◆ Input records
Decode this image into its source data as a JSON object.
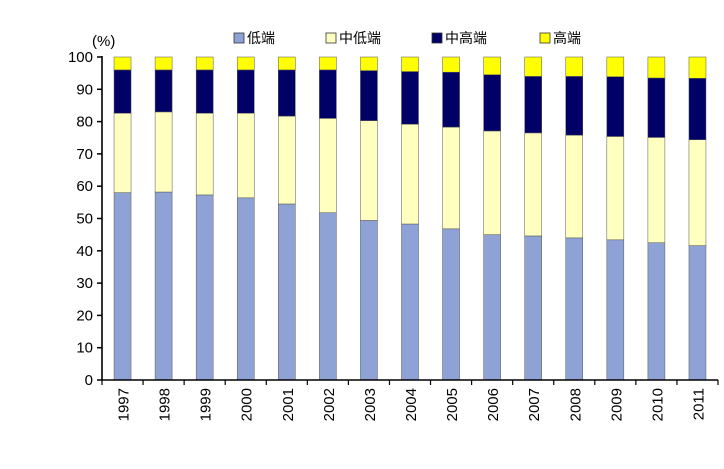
{
  "chart_data": {
    "type": "bar",
    "stacked": true,
    "title": "",
    "xlabel": "",
    "ylabel": "(%)",
    "ylim": [
      0,
      100
    ],
    "yticks": [
      0,
      10,
      20,
      30,
      40,
      50,
      60,
      70,
      80,
      90,
      100
    ],
    "grid": false,
    "legend_position": "top",
    "categories": [
      "1997",
      "1998",
      "1999",
      "2000",
      "2001",
      "2002",
      "2003",
      "2004",
      "2005",
      "2006",
      "2007",
      "2008",
      "2009",
      "2010",
      "2011"
    ],
    "series": [
      {
        "name": "低端",
        "color": "#8EA2D6",
        "values": [
          58.0,
          58.2,
          57.3,
          56.4,
          54.5,
          51.8,
          49.4,
          48.3,
          46.8,
          45.0,
          44.6,
          44.0,
          43.4,
          42.5,
          41.6
        ]
      },
      {
        "name": "中低端",
        "color": "#FFFFC0",
        "values": [
          24.6,
          24.8,
          25.3,
          26.2,
          27.2,
          29.2,
          30.9,
          30.9,
          31.5,
          32.1,
          31.9,
          31.8,
          32.0,
          32.6,
          32.8
        ]
      },
      {
        "name": "中高端",
        "color": "#000066",
        "values": [
          13.4,
          13.0,
          13.4,
          13.4,
          14.3,
          15.0,
          15.5,
          16.3,
          17.0,
          17.4,
          17.5,
          18.2,
          18.5,
          18.4,
          19.0
        ]
      },
      {
        "name": "高端",
        "color": "#FFFF00",
        "values": [
          4.0,
          4.0,
          4.0,
          4.0,
          4.0,
          4.0,
          4.2,
          4.5,
          4.7,
          5.5,
          6.0,
          6.0,
          6.1,
          6.5,
          6.6
        ]
      }
    ]
  }
}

◆ Task to complete
Copy the listing over exactly, skipping the pictures it holds.

◆ Complete output
Decode this image into its source data as a JSON object.
{
  "chart_data": {
    "type": "bar",
    "stacked": true,
    "title": "",
    "xlabel": "",
    "ylabel": "(%)",
    "ylim": [
      0,
      100
    ],
    "yticks": [
      0,
      10,
      20,
      30,
      40,
      50,
      60,
      70,
      80,
      90,
      100
    ],
    "grid": false,
    "legend_position": "top",
    "categories": [
      "1997",
      "1998",
      "1999",
      "2000",
      "2001",
      "2002",
      "2003",
      "2004",
      "2005",
      "2006",
      "2007",
      "2008",
      "2009",
      "2010",
      "2011"
    ],
    "series": [
      {
        "name": "低端",
        "color": "#8EA2D6",
        "values": [
          58.0,
          58.2,
          57.3,
          56.4,
          54.5,
          51.8,
          49.4,
          48.3,
          46.8,
          45.0,
          44.6,
          44.0,
          43.4,
          42.5,
          41.6
        ]
      },
      {
        "name": "中低端",
        "color": "#FFFFC0",
        "values": [
          24.6,
          24.8,
          25.3,
          26.2,
          27.2,
          29.2,
          30.9,
          30.9,
          31.5,
          32.1,
          31.9,
          31.8,
          32.0,
          32.6,
          32.8
        ]
      },
      {
        "name": "中高端",
        "color": "#000066",
        "values": [
          13.4,
          13.0,
          13.4,
          13.4,
          14.3,
          15.0,
          15.5,
          16.3,
          17.0,
          17.4,
          17.5,
          18.2,
          18.5,
          18.4,
          19.0
        ]
      },
      {
        "name": "高端",
        "color": "#FFFF00",
        "values": [
          4.0,
          4.0,
          4.0,
          4.0,
          4.0,
          4.0,
          4.2,
          4.5,
          4.7,
          5.5,
          6.0,
          6.0,
          6.1,
          6.5,
          6.6
        ]
      }
    ]
  }
}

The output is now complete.